Cosa si chiede:
(a) Riassumi il brano in due frasi.
(b) Restituisci, parola per parola, il tratto del brano che va da "1. MaBal – L’ironia" fino a "trama del libro?".

--- Brano del documento ---

Benvenuta su Giallo e Cucina Alice Basso!

Anita Bo, giovane dattilografa torinese, è il personaggio seriale uscito dalla penna di Alice Basso nel 2020. Con “Le aquile della notte” uscito il 16 maggio u.s. siamo alla quarta, penultima avventura, come dichiarato dall’autrice. Gli altri libri della serie sono: Il morso della vipera, Il grido della rosa, Una stella senza luce, tutti usciti per Garzanti.

 

  1. MaBal – Alice so che hai già iniziato a scrivere l’ultimo libro della serie di Anita, vorrei che tu spiegassi a chi ci legge perché la scelta di fermarti al quinto libro?

A.B. Ah, grazie della domanda! Be’, io sono una grande, GRANDE fan delle serie brevi, compatte, con un inizio e una fine in cui si tirano le fila, i cerchi si chiudono, e, diciamo, “tutto torna”. Poche cose mi esasperano, da lettrice o spettatrice, come le serie che sembrano partire bene, con un bel progetto solido e originale, e poi si sfilacciano, tirano lungo, oppure a un certo punto si chiudono all’improvviso annodando male i fili di cui sopra, e magari nemmeno tutti. Lì hai la netta sensazione che a decidere se la serie dovesse continuare o chiudersi sia stato non l’autore ma chi guarda ai soldi. Quindi, visto che sono fortunata e il mio editore me lo lascia fare, io preferisco progettare una serie sin dal primo volume come fosse un unico lungo romanzo, e darle un finale pensato organicamente a tutto il resto sin dall’inizio. E perché proprio cinque libri? Mi sembra la lunghezza giusta per affezionarci (sia io che i lettori) ai personaggi e alla storia, senza però annoiarci o lasciar spazio a lungaggini. Non so se sia condivisibile da tutti, eh: idea mia!

 

  1. MaBal – L’ironia è una cifra della tua scrittura ma la collocazione storica fa sì che le vicende del ventennio siano ben presenti, in questo libro, per esempio, l’invasione dell’Abissinia. È inusuale trovare ironia e fascismo nella stessa narrazione, devo dire che ti riesce benissimo. Come ti prepari alla scrittura, parti da un fatto che ti colpisce e lo adatti al personaggio o partendo dal personaggio, conoscendolo, costruisci la trama del libro?

--- Dati forniti ---

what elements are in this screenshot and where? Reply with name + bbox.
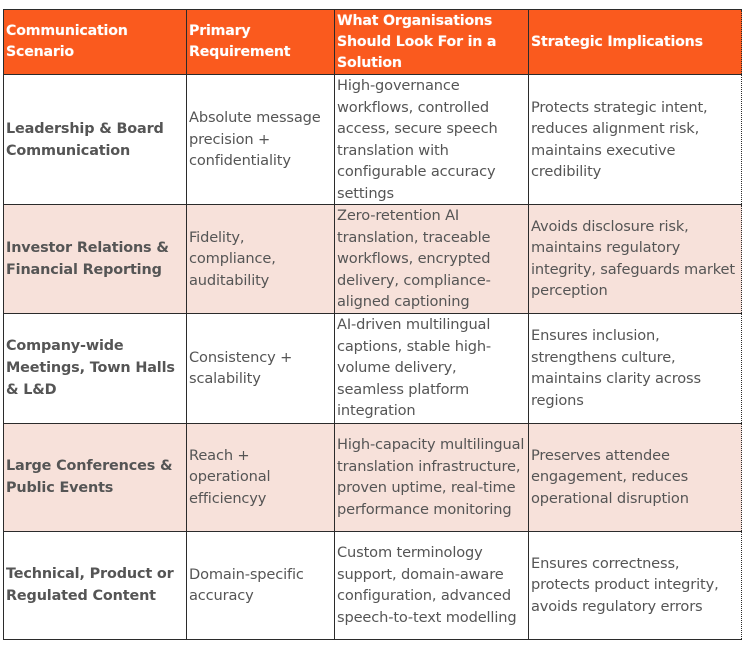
implications-cell: Ensures inclusion, strengthens culture, … — [528, 312, 742, 424]
table-row: Investor Relations & Financial Reporting… — [3, 204, 742, 314]
header-solution-criteria: What Organisations Should Look For in a … — [334, 9, 529, 75]
solution-cell: High-governance workflows, controlled ac… — [334, 74, 529, 205]
implications-cell: Ensures correctness, protects product in… — [528, 530, 742, 640]
implications-cell: Protects strategic intent, reduces align… — [528, 74, 742, 205]
header-primary-requirement: Primary Requirement — [186, 9, 335, 75]
solution-cell: Custom terminology support, domain-aware… — [334, 530, 529, 640]
header-row: Communication Scenario Primary Requireme… — [3, 9, 742, 75]
table-header: Communication Scenario Primary Requireme… — [3, 9, 742, 75]
requirement-cell: Consistency + scalability — [186, 312, 335, 424]
solution-cell: AI-driven multilingual captions, stable … — [334, 312, 529, 424]
scenario-cell: Large Conferences & Public Events — [3, 422, 187, 532]
solution-cell: Zero-retention AI translation, traceable… — [334, 204, 529, 314]
table-row: Company-wide Meetings, Town Halls & L&D … — [3, 312, 742, 424]
table-body: Leadership & Board Communication Absolut… — [3, 74, 742, 640]
table-row: Technical, Product or Regulated Content … — [3, 530, 742, 640]
scenario-cell: Leadership & Board Communication — [3, 74, 187, 205]
requirement-cell: Fidelity, compliance, auditability — [186, 204, 335, 314]
implications-cell: Avoids disclosure risk, maintains regula… — [528, 204, 742, 314]
header-strategic-implications: Strategic Implications — [528, 9, 742, 75]
table-row: Large Conferences & Public Events Reach … — [3, 422, 742, 532]
solution-cell: High-capacity multilingual translation i… — [334, 422, 529, 532]
requirement-cell: Domain-specific accuracy — [186, 530, 335, 640]
requirement-cell: Absolute message precision + confidentia… — [186, 74, 335, 205]
scenario-cell: Technical, Product or Regulated Content — [3, 530, 187, 640]
table-row: Leadership & Board Communication Absolut… — [3, 74, 742, 205]
header-communication-scenario: Communication Scenario — [3, 9, 187, 75]
communication-scenarios-table-container: Communication Scenario Primary Requireme… — [3, 9, 742, 640]
implications-cell: Preserves attendee engagement, reduces o… — [528, 422, 742, 532]
scenario-cell: Investor Relations & Financial Reporting — [3, 204, 187, 314]
requirement-cell: Reach + operational efficiencyy — [186, 422, 335, 532]
scenario-cell: Company-wide Meetings, Town Halls & L&D — [3, 312, 187, 424]
communication-scenarios-table: Communication Scenario Primary Requireme… — [3, 9, 742, 640]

---

Elenco risposte:
(a) Anita Bo, giovane dattilografa torinese, è la protagonista della serie creata da Alice Basso nel 2020, di cui "Le aquile della notte", uscito il 16 maggio, è la quarta e penultima avventura. L'autrice spiega di voler chiudere la serie al quinto libro perché ama le serie brevi con un finale progettato fin dall'inizio e ritiene cinque volumi la lunghezza giusta per affezionarsi ai personaggi senza annoiarsi.

(b)
1. MaBal – L’ironia è una cifra della tua scrittura ma la collocazione storica fa sì che le vicende del ventennio siano ben presenti, in questo libro, per esempio, l’invasione dell’Abissinia. È inusuale trovare ironia e fascismo nella stessa narrazione, devo dire che ti riesce benissimo. Come ti prepari alla scrittura, parti da un fatto che ti colpisce e lo adatti al personaggio o partendo dal personaggio, conoscendolo, costruisci la trama del libro?